> [Task requirements]: Starting with the line that contains "Read out every word on this page.", reproduce each line through the end of the entries exactly as written.

————

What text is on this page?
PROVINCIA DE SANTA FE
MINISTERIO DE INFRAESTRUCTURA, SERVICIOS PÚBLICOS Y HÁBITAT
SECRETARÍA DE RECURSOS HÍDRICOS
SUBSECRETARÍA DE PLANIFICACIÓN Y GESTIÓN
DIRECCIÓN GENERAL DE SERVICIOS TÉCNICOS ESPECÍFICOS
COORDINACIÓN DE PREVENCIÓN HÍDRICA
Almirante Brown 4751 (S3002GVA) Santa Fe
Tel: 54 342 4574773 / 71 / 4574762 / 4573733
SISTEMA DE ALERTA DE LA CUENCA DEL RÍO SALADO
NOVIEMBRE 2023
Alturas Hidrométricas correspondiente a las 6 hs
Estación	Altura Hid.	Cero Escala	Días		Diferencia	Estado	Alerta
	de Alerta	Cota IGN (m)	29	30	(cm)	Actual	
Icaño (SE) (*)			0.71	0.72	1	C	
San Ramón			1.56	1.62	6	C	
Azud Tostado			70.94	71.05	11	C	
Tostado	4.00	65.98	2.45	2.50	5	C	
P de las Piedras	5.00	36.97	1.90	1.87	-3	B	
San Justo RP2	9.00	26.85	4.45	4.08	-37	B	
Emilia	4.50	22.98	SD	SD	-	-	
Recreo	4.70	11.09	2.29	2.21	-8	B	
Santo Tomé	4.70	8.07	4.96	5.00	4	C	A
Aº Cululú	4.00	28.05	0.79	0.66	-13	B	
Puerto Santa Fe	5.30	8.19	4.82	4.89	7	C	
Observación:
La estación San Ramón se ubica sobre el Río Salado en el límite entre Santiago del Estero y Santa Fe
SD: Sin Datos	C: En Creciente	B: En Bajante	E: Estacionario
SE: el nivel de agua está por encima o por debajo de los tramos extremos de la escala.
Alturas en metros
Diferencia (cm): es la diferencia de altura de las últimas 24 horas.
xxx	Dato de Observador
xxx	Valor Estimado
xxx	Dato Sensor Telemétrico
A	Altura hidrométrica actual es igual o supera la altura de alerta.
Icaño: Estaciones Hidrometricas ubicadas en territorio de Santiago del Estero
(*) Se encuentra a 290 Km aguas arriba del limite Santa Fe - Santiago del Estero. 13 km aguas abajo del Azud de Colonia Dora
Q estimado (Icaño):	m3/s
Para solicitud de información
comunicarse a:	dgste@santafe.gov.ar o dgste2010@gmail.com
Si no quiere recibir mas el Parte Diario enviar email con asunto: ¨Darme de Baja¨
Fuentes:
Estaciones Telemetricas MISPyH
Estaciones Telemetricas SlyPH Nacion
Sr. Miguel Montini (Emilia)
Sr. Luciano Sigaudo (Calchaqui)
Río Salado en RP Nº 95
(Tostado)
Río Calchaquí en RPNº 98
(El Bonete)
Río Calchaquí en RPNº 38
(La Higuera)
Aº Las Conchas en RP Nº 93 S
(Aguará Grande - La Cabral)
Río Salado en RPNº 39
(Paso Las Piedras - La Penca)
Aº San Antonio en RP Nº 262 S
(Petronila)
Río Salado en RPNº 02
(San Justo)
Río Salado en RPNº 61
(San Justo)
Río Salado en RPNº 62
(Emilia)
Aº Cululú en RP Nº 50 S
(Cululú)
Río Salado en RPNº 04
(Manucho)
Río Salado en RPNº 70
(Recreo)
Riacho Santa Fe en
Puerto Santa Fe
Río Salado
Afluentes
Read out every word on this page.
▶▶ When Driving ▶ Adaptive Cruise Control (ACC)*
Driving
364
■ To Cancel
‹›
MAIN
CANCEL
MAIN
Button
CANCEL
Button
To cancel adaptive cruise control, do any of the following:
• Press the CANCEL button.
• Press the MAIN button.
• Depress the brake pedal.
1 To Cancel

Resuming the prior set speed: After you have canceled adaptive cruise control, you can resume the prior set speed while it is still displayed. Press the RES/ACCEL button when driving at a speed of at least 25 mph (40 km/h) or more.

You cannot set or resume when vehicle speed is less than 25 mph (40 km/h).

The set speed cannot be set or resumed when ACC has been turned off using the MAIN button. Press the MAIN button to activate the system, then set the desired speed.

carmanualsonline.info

————

> [Completed task]:
Read out every word on this page.
▶▶ When Driving ▶ Adaptive Cruise Control (ACC)*
Driving
364
■ To Cancel
‹›
MAIN
CANCEL
MAIN
Button
CANCEL
Button
To cancel adaptive cruise control, do any of the following:
• Press the CANCEL button.
• Press the MAIN button.
• Depress the brake pedal.
1 To Cancel

Resuming the prior set speed: After you have canceled adaptive cruise control, you can resume the prior set speed while it is still displayed. Press the RES/ACCEL button when driving at a speed of at least 25 mph (40 km/h) or more.

You cannot set or resume when vehicle speed is less than 25 mph (40 km/h).

The set speed cannot be set or resumed when ACC has been turned off using the MAIN button. Press the MAIN button to activate the system, then set the desired speed.

carmanualsonline.info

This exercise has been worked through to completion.